### REQUIREMENT
Locate each line in the records containing "State". Copy it.
[Begin PROVIDED INFORMATION]
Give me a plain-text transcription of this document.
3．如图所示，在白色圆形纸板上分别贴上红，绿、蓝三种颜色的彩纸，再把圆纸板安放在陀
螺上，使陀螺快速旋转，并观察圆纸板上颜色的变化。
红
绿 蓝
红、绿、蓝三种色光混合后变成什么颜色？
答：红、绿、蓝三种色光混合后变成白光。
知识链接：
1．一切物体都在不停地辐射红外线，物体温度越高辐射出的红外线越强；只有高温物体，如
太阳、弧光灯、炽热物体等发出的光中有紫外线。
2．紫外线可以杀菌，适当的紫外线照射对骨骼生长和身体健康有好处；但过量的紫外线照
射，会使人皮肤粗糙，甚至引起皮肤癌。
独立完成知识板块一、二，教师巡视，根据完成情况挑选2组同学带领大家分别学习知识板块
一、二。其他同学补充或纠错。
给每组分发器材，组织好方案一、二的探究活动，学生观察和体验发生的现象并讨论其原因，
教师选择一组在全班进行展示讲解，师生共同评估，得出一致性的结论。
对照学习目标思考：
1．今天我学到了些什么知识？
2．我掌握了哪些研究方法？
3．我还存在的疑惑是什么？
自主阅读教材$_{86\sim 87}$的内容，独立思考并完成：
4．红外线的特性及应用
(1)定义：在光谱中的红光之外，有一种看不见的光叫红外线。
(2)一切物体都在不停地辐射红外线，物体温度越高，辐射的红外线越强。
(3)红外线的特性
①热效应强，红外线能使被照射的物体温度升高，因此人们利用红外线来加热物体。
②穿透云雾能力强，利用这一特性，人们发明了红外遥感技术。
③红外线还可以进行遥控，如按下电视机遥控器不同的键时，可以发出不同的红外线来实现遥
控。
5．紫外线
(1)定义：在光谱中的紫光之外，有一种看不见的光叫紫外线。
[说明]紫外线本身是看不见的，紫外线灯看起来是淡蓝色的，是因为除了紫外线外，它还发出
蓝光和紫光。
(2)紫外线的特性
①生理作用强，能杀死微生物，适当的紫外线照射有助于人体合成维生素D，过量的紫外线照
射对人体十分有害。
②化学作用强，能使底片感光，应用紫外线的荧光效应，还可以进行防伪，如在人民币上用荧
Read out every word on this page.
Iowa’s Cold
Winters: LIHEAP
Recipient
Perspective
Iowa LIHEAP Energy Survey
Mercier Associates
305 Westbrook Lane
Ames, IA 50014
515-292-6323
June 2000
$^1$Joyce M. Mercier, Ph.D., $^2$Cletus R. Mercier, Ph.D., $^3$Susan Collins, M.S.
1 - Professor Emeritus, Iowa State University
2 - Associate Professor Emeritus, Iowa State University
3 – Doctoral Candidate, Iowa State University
[End PROVIDED INFORMATION]
### OUTPUT FOR THIS TASK
1 - Professor Emeritus, Iowa State University
2 - Associate Professor Emeritus, Iowa State University
3 – Doctoral Candidate, Iowa State University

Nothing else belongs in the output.